* GIVEN REQUEST:
Reply with one number only, the count of lines holding the string "March".

* TASK INPUT:
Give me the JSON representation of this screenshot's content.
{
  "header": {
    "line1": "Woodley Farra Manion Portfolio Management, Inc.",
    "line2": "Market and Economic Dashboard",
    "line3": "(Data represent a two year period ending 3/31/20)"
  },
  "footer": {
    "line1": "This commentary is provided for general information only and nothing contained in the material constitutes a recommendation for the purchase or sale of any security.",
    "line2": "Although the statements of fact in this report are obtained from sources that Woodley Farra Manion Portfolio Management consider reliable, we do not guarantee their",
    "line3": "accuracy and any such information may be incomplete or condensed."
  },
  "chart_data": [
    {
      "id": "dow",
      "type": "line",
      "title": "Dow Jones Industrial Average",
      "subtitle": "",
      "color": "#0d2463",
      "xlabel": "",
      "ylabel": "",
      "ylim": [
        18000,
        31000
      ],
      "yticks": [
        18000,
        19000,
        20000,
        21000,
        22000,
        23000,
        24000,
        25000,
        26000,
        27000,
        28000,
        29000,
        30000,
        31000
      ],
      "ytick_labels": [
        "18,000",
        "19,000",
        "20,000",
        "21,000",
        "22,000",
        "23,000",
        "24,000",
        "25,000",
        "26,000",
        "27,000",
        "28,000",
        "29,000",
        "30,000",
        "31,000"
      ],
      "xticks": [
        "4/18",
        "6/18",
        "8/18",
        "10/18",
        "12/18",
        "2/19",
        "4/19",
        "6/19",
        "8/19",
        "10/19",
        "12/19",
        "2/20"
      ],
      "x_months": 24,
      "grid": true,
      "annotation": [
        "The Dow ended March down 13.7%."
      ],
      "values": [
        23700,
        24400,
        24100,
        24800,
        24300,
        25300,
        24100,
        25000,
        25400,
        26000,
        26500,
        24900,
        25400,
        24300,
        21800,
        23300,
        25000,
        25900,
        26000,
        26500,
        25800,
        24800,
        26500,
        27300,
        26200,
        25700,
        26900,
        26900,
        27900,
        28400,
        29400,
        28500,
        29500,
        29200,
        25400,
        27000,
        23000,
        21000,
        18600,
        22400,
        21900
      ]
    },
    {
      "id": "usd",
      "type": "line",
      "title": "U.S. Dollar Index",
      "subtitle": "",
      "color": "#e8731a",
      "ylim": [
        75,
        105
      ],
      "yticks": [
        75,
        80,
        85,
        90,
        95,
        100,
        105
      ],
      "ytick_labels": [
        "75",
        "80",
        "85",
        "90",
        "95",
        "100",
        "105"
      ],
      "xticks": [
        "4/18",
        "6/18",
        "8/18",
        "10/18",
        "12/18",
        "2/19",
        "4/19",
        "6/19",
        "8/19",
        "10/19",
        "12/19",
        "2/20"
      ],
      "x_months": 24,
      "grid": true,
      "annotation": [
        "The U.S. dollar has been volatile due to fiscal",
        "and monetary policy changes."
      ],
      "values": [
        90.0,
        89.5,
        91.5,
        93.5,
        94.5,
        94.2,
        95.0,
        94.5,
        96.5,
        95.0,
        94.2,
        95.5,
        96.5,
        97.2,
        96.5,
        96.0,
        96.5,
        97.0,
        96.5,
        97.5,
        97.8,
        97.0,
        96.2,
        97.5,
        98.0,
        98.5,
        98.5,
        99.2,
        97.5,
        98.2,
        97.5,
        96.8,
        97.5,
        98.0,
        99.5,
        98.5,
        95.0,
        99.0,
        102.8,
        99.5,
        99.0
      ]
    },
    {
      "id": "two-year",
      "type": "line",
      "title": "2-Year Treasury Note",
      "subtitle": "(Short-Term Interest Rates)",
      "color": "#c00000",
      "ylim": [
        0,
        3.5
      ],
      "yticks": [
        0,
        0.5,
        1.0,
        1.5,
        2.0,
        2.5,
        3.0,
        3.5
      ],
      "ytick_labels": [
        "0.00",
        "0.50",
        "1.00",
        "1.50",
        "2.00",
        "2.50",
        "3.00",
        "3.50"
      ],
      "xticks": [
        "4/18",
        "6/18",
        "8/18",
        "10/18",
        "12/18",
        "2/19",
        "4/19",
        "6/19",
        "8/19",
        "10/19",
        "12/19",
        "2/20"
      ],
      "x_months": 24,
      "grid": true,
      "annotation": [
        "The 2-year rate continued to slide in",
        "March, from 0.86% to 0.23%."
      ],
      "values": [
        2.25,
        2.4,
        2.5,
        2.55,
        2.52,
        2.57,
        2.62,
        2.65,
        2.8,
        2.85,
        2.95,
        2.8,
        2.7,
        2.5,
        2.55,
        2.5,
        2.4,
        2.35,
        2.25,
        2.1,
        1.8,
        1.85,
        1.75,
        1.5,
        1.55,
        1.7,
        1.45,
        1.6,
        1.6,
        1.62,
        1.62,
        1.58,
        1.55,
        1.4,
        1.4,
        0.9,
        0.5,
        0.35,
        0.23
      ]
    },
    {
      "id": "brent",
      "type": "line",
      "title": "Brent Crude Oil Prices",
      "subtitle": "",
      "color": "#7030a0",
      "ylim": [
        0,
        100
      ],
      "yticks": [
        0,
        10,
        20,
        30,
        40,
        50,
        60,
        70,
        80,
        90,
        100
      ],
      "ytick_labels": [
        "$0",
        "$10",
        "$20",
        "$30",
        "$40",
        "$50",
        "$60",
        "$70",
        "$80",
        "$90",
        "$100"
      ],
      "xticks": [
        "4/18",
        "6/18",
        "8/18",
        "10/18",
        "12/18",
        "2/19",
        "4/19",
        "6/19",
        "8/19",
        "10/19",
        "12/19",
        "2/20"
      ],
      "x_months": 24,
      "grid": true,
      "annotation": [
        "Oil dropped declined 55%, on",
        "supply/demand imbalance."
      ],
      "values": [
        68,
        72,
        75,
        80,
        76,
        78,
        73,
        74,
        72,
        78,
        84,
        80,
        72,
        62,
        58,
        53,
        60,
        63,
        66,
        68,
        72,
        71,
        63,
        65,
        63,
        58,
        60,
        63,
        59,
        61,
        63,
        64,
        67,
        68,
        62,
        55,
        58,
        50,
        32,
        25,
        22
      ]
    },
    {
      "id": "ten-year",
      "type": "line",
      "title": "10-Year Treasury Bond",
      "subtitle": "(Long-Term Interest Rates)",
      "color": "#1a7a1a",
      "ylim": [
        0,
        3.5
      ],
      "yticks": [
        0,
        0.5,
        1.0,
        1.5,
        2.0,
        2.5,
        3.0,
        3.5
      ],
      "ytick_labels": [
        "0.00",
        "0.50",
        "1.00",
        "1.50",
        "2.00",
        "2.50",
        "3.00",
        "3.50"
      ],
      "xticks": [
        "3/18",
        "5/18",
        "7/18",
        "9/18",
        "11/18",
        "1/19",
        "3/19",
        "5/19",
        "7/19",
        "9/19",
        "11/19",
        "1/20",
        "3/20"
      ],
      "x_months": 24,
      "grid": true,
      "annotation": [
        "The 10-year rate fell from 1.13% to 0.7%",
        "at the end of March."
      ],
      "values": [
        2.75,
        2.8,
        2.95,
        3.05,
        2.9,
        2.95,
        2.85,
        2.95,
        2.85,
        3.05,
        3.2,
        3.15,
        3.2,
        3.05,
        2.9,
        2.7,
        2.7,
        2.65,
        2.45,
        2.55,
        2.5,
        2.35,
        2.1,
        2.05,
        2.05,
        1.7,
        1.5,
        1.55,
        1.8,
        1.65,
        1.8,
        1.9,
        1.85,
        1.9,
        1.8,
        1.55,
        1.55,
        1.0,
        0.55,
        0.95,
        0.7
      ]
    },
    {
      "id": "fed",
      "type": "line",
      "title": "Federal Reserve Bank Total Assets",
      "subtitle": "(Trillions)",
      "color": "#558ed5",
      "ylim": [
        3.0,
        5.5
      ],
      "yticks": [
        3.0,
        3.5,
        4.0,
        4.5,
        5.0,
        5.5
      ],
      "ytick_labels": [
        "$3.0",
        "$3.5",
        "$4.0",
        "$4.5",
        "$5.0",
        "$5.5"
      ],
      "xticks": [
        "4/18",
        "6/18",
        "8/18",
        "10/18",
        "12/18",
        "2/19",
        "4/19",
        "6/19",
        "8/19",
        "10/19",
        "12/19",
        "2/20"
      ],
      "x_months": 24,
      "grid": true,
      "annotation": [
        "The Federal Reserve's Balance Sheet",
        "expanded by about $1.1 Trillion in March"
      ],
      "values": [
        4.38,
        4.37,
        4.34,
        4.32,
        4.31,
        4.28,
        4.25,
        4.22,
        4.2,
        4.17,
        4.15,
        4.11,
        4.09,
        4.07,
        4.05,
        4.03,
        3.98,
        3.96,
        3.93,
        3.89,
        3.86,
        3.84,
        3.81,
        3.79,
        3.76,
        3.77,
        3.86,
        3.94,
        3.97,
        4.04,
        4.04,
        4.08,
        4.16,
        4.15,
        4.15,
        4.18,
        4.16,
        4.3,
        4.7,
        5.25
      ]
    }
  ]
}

* EXERCISE RESULT:
4